- **Texte à lire**:
--------
Je suis la première à crier sur les toits qu’une femme peut tout
Je suis la première à crier sur les toits qu’une femme peut tout faire, qu’elle n’a rien à envier aux hommes…
Et puis, il y a eu ce jour-là. Ce jour d’après tempête où l’homme est parti travailler. Je regarde par la fenêtre et je vois la neige. Cette tonne de neige tombée en une seule nuit. Je me dis que ce n’est pas si grave, que je n’ai pas à sortir. Et là, le téléphone sonne.
« Madame Paradis, c’est le docteur de Leïla. La culture d’urine est revenue positive, il faudrait que je voie Leïla. J’ai une place à 11 h 15. » My God! C’est dans deux heures, ça.
« D’accord, on sera là. »
Et là, je pense au mur blanc qui m’empêche de sortir en voiture. En plus, l’homme étant pressé ce matin, a poussé sa neige à lui sur ma pile de neige à moi.
Allez! On habille la troupe (avec une collaboration plutôt absente) et on sort pelleter. Après trente minutes de pelle traîneau, le visage rouge suintant l’effort, la merde blanche étant beaucoup plus pesante que je pensais, la gorge en feu de ramener mes filles à l’ordre (bon, ok, d’essoufflement aussi), je capitule. Je regarde le foutu mur blanc et il est pratiquement intact, à croire que je pelletais avec une pelle d’enfant.
Je pense soudainement au souffleur de l’homme, dormant paisiblement dans le cabanon. Je me dis que la solution est là qui m’attend sagement.
Je me dirige difficilement vers le cabanon, j’ouvre la porte et je l’admire, mon miracle. J’étudie le tout un peu. Allez, la grande! Si l’homme est capable, toi aussi. Je pèse innocemment sur le démarreur électrique. Tout toooouuut toooooooout! Et bang ! Plus rien. J’essaie de nouveau, même résultat. Encore une fois… Cette fois, ce sera la bonne… non pas du tout. L’osti de gréement refuse de partir… J’ai juste une envie, c’est de le frapper à grands coups de pied en jurant.
J’essaie de le starter de façon manuelle, je suis toute pognée dans un racoin. J’essaie de bouger la chose qui, dans la main de l’homme a l’air de peser une plume, mais pour moi, c’est comme essayer de déplacer un bloqueur sur la ligne offensive au football. Tout ça prise dans mon culotton dernier cri un peu trop ajusté, l’homme, lui, n’étant jamais pris dans son culotton marine directement sorti des années 80.
--------
- **Données affichées**:
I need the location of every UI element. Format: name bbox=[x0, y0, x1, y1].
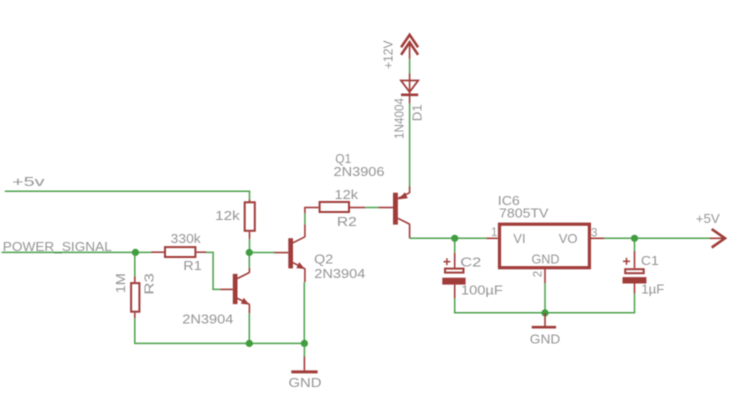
--------
- **Consigne**: Dans le récit de la journée de neige, recopiez mot pour mot le passage qui va de « Et là, je pense » jusqu'à « une pelle d’enfant. » inclus. Basez-vous seulement sur le texte.

- **Réponse attendue**:
Et là, je pense au mur blanc qui m’empêche de sortir en voiture. En plus, l’homme étant pressé ce matin, a poussé sa neige à lui sur ma pile de neige à moi.
Allez! On habille la troupe (avec une collaboration plutôt absente) et on sort pelleter. Après trente minutes de pelle traîneau, le visage rouge suintant l’effort, la merde blanche étant beaucoup plus pesante que je pensais, la gorge en feu de ramener mes filles à l’ordre (bon, ok, d’essoufflement aussi), je capitule. Je regarde le foutu mur blanc et il est pratiquement intact, à croire que je pelletais avec une pelle d’enfant.